Records from a collection:

┌──

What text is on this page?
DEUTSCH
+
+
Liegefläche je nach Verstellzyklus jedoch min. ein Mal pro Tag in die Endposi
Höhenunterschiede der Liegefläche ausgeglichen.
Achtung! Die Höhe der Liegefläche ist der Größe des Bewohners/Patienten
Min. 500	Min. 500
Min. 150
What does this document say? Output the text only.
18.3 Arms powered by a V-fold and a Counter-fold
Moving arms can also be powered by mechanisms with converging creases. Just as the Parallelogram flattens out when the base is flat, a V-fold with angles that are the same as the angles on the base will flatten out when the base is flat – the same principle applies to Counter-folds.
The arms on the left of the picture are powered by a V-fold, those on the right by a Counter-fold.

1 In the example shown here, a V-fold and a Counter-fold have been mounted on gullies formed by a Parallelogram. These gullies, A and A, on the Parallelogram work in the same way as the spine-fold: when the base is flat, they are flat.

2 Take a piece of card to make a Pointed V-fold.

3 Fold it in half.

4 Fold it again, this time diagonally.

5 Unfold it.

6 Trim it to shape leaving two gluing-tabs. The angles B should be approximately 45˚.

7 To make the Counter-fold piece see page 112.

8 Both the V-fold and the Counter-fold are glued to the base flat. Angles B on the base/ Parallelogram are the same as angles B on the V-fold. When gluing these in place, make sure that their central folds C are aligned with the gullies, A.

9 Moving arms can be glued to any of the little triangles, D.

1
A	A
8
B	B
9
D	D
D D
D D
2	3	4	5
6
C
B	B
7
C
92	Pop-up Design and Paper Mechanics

└──
┌──

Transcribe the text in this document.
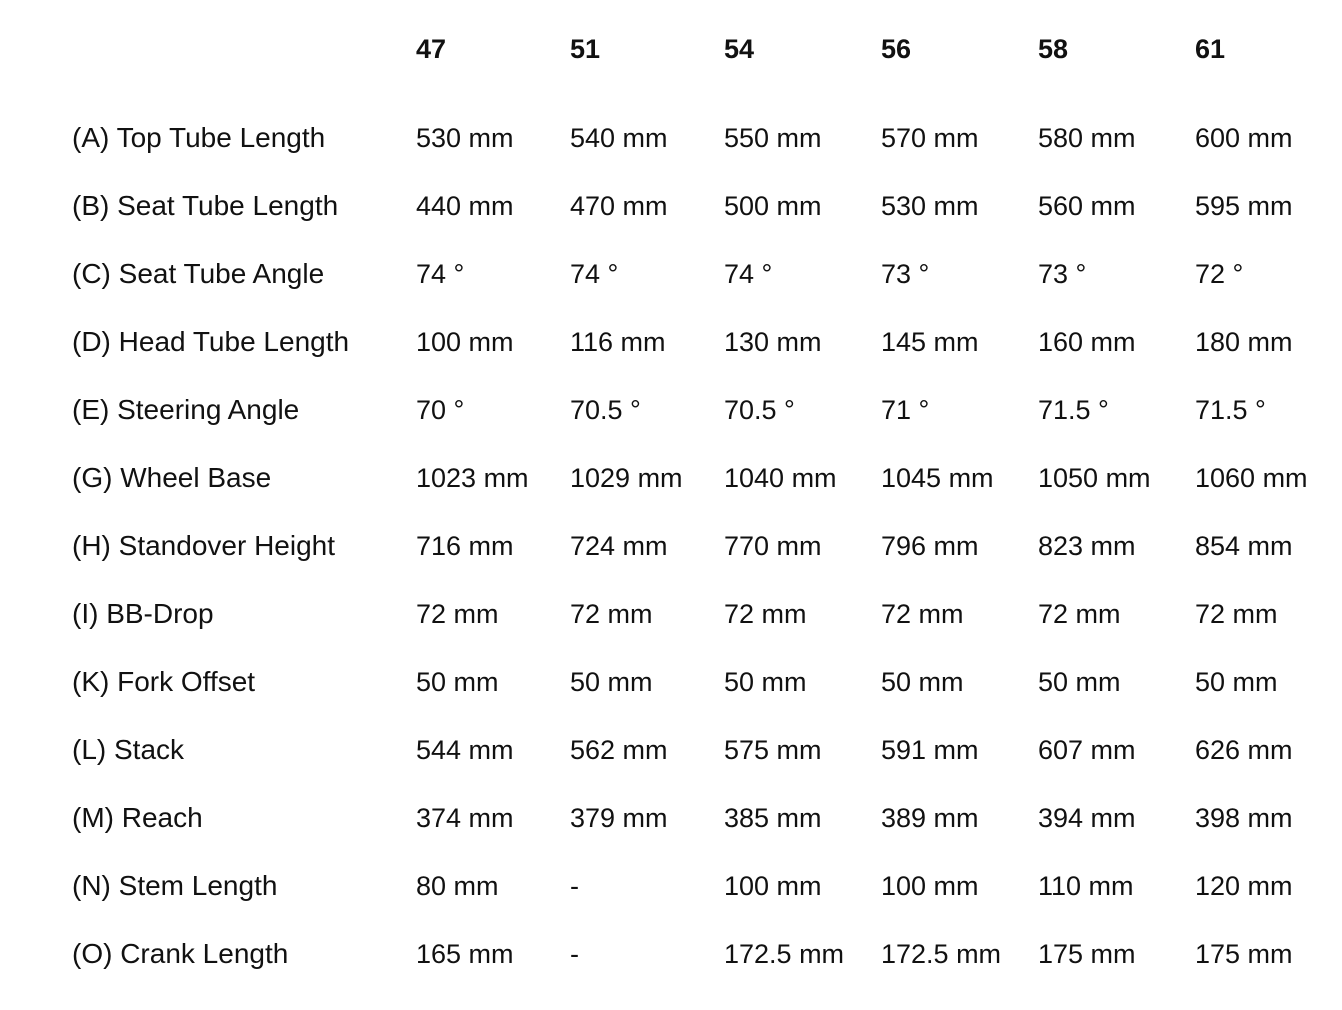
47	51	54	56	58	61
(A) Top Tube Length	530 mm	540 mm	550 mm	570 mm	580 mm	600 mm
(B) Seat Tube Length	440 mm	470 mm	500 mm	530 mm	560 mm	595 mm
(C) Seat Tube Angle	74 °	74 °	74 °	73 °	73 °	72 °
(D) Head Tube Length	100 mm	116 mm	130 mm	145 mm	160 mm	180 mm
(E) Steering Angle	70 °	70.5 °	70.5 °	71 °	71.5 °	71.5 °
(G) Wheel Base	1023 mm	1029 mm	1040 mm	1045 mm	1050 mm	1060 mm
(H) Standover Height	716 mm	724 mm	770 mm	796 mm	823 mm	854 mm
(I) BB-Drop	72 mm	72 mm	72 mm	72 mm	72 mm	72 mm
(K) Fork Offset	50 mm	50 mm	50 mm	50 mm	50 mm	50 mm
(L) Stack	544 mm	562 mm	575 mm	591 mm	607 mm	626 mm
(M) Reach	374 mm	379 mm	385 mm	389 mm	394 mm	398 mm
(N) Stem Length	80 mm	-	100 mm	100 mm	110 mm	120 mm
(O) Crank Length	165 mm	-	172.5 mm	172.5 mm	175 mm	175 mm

└──

Reproduce every line of the listing above in which the string "Liegefläche" appears.

■ Output for this task
Liegefläche je nach Verstellzyklus jedoch min. ein Mal pro Tag in die Endposi
Höhenunterschiede der Liegefläche ausgeglichen.
Achtung! Die Höhe der Liegefläche ist der Größe des Bewohners/Patienten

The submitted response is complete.